• _What needs to be done_
Filter the listing below, copying every line in which the word "быть" appears.

• _Stored data_
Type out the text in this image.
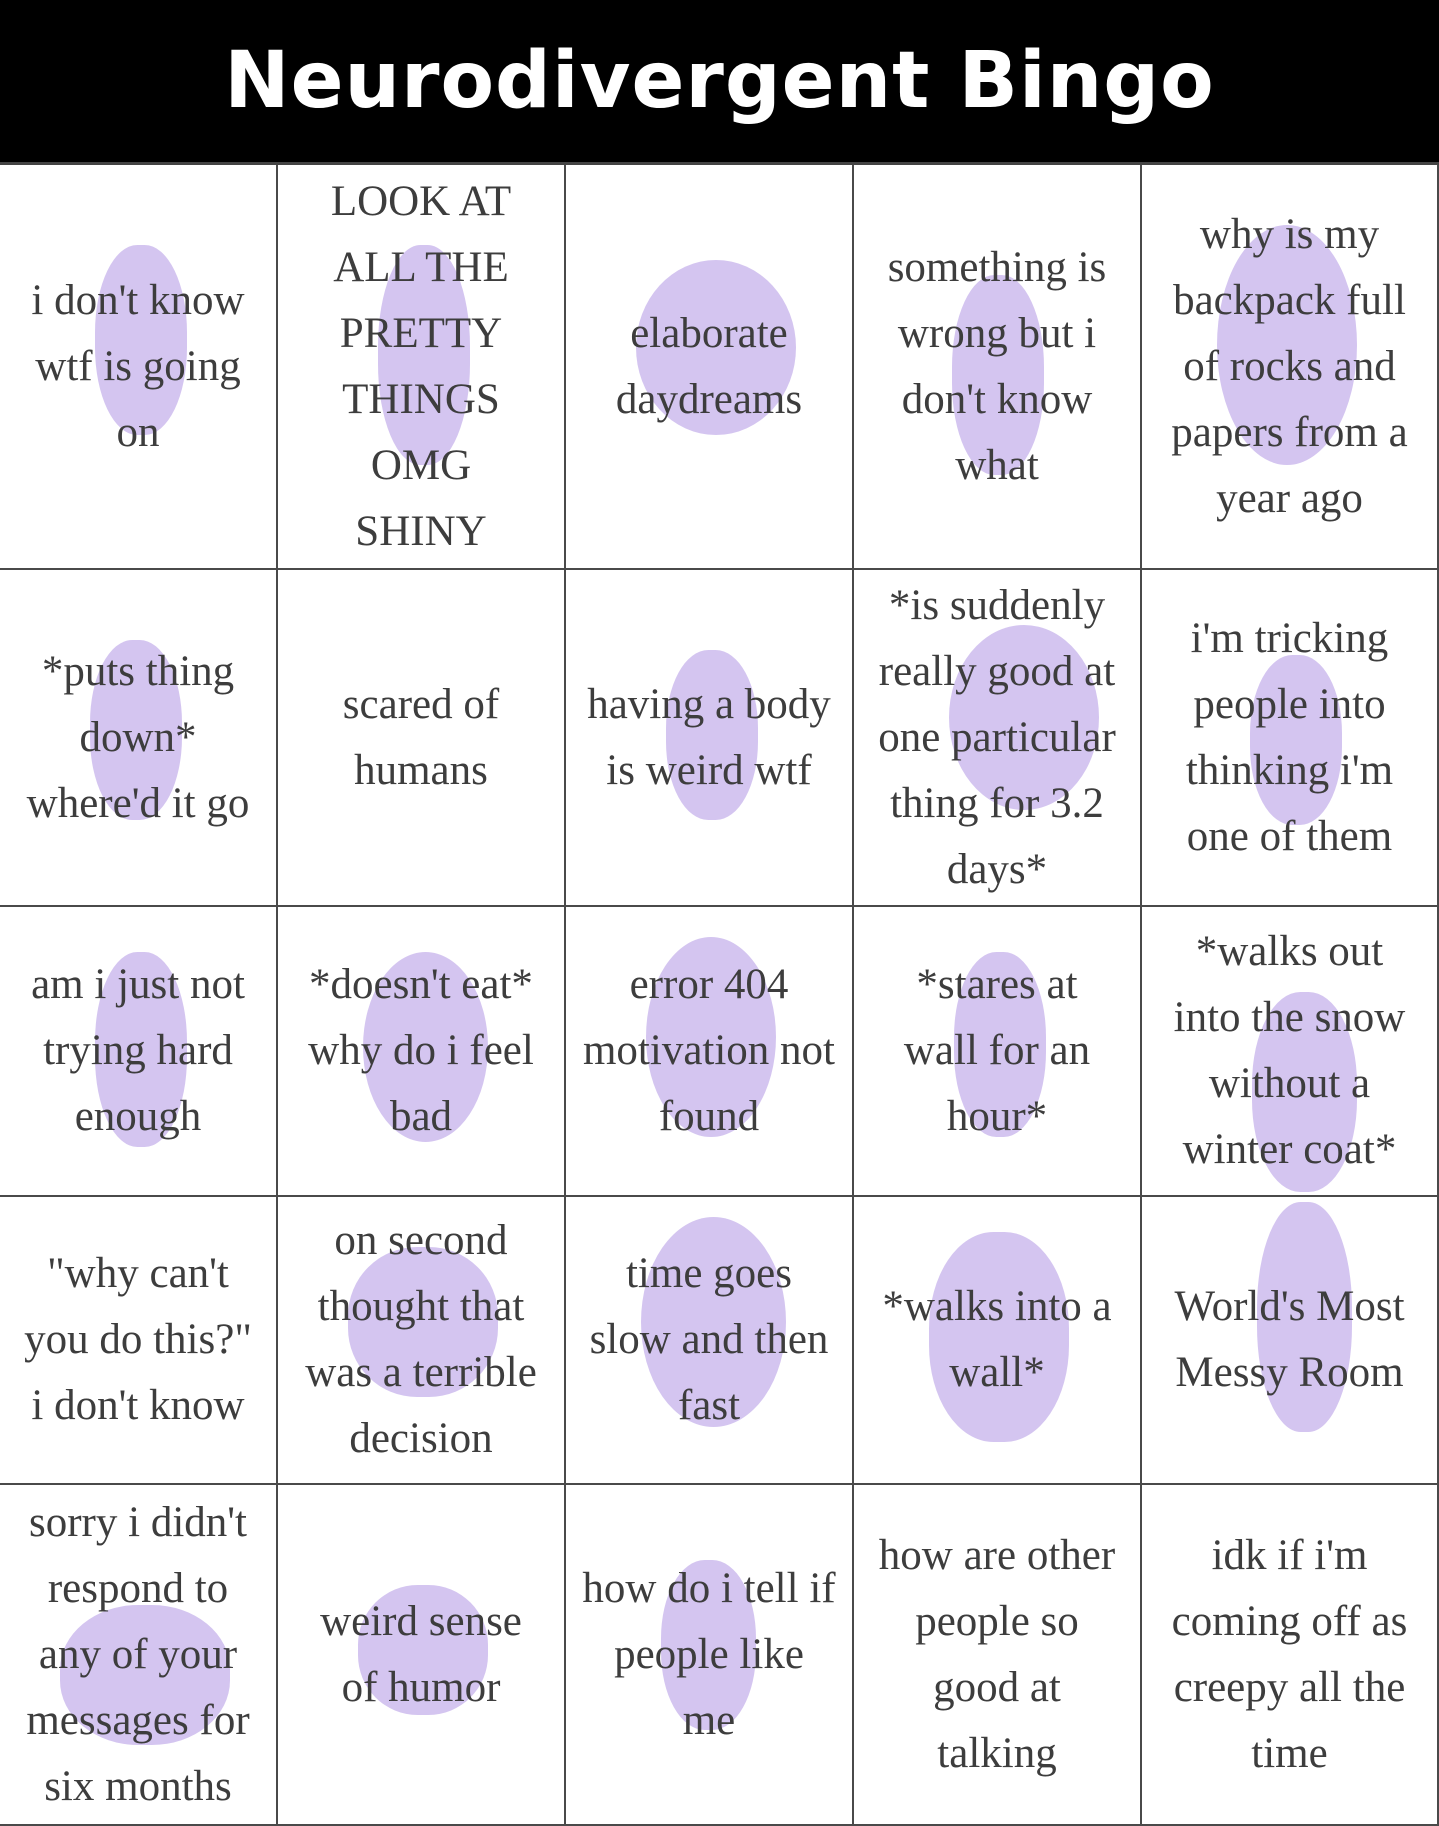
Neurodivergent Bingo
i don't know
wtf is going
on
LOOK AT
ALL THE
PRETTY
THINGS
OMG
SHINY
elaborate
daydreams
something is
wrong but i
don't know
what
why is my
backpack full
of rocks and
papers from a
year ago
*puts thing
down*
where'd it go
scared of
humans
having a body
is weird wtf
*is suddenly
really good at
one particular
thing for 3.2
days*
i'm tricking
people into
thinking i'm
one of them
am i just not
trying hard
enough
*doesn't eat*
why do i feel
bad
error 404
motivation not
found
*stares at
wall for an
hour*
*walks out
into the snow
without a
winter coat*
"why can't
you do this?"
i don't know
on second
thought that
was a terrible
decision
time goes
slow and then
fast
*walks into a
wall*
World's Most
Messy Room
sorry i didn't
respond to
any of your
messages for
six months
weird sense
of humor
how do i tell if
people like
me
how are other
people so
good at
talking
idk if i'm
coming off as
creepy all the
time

==

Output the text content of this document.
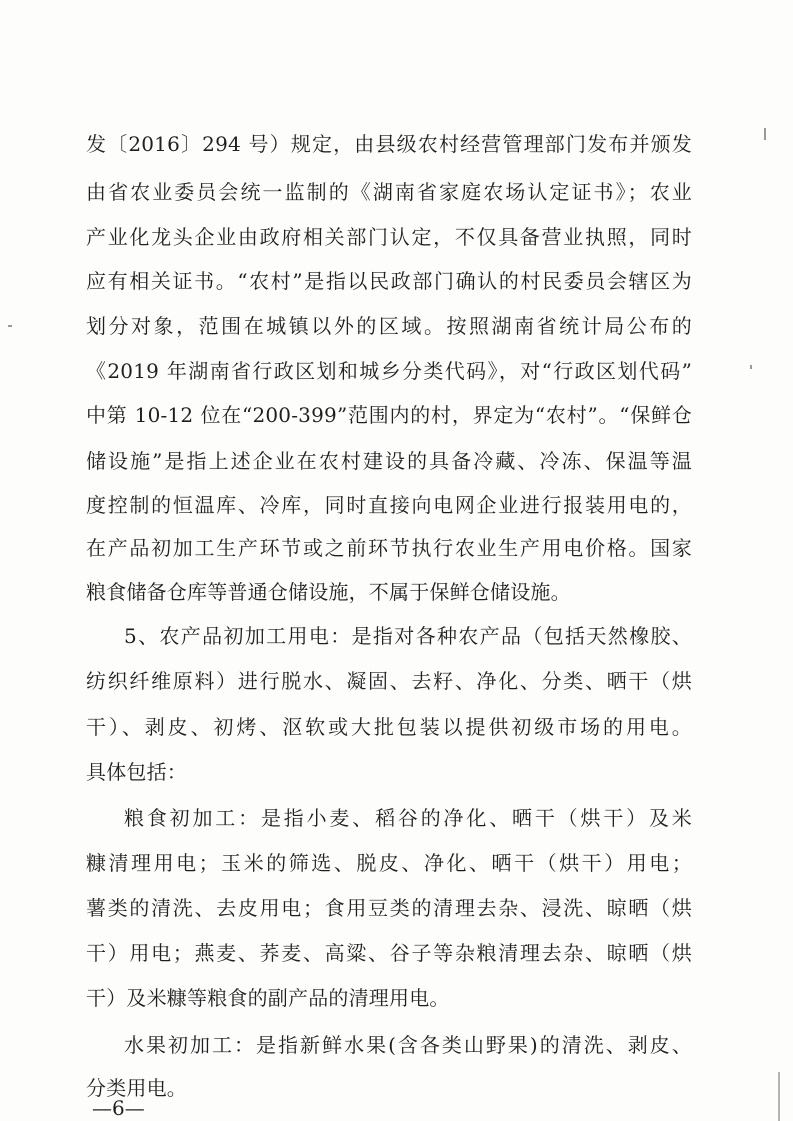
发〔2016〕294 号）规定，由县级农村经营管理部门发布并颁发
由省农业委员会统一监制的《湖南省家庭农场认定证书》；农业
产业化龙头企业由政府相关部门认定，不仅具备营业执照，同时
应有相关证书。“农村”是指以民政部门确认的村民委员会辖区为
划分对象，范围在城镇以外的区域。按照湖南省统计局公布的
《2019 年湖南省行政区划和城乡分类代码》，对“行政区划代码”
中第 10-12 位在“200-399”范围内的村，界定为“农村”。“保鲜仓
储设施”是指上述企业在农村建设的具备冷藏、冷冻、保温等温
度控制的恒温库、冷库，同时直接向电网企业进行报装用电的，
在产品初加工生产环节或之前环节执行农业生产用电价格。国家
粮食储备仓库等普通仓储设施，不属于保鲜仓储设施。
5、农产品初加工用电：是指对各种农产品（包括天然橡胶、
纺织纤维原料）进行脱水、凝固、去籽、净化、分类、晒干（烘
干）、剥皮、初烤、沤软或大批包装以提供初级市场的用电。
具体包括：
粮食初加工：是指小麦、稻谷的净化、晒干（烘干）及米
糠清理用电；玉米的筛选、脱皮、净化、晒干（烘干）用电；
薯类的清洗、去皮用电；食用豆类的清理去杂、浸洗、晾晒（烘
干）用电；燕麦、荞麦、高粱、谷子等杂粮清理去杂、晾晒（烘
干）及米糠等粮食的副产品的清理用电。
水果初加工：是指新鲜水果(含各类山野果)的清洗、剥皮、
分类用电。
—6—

--

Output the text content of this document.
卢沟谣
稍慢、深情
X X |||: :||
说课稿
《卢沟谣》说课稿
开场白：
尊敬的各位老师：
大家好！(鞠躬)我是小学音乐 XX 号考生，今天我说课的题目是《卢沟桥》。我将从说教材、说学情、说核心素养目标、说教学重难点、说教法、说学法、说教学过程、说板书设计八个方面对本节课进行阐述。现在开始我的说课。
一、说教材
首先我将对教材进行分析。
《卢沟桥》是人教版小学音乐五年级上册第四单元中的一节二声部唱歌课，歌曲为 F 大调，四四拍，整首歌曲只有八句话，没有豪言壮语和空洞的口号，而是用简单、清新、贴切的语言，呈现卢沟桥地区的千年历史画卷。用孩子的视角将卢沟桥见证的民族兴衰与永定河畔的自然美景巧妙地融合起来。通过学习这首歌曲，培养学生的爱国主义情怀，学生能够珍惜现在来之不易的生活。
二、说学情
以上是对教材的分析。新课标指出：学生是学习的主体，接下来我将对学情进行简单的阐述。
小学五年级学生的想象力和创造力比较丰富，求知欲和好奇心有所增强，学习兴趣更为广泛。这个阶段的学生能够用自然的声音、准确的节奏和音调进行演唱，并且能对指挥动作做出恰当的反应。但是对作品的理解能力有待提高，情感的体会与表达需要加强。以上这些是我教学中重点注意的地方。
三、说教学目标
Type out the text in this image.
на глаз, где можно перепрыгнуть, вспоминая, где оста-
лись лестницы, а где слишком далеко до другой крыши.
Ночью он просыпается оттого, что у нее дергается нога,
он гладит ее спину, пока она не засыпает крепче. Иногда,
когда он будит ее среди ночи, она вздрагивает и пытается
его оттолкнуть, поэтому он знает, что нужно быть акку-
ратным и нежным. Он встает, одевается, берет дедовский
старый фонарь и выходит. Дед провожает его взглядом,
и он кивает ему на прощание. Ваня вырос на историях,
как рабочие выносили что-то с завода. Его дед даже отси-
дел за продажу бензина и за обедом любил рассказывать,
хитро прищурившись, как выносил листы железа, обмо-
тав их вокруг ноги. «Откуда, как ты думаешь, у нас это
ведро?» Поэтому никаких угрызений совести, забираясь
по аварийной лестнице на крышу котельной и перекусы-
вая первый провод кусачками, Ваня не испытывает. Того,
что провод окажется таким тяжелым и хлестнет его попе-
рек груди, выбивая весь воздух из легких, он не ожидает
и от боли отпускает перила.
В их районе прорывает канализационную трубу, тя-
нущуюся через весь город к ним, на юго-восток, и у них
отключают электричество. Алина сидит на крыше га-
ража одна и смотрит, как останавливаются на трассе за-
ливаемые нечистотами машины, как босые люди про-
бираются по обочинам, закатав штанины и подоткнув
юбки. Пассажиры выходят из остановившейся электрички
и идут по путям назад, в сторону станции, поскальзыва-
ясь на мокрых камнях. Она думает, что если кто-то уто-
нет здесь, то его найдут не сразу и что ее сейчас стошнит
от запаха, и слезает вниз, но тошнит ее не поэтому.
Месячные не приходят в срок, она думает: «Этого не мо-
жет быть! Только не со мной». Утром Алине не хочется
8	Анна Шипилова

• _Result for this task_
его оттолкнуть, поэтому он знает, что нужно быть акку-
жет быть! Только не со мной». Утром Алине не хочется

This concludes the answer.